Type out the material below exactly.

start

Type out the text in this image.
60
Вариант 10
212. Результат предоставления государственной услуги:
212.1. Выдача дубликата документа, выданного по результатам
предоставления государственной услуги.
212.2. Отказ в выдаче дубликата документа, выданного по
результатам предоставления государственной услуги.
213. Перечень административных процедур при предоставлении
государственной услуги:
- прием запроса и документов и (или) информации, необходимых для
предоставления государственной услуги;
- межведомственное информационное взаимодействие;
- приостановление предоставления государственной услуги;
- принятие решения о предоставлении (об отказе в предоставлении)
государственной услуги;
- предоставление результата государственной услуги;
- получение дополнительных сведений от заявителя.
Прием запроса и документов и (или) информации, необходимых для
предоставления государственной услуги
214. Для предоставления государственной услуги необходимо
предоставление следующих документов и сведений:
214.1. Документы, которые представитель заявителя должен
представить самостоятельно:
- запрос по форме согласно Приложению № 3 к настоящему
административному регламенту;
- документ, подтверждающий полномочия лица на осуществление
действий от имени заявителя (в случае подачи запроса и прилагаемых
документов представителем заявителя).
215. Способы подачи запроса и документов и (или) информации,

end

Result =>
Type out the text in this image.
60
Вариант 10
212. Результат предоставления государственной услуги:
212.1. Выдача дубликата документа, выданного по результатам
предоставления государственной услуги.
212.2. Отказ в выдаче дубликата документа, выданного по
результатам предоставления государственной услуги.
213. Перечень административных процедур при предоставлении
государственной услуги:
- прием запроса и документов и (или) информации, необходимых для
предоставления государственной услуги;
- межведомственное информационное взаимодействие;
- приостановление предоставления государственной услуги;
- принятие решения о предоставлении (об отказе в предоставлении)
государственной услуги;
- предоставление результата государственной услуги;
- получение дополнительных сведений от заявителя.
Прием запроса и документов и (или) информации, необходимых для
предоставления государственной услуги
214. Для предоставления государственной услуги необходимо
предоставление следующих документов и сведений:
214.1. Документы, которые представитель заявителя должен
представить самостоятельно:
- запрос по форме согласно Приложению № 3 к настоящему
административному регламенту;
- документ, подтверждающий полномочия лица на осуществление
действий от имени заявителя (в случае подачи запроса и прилагаемых
документов представителем заявителя).
215. Способы подачи запроса и документов и (или) информации,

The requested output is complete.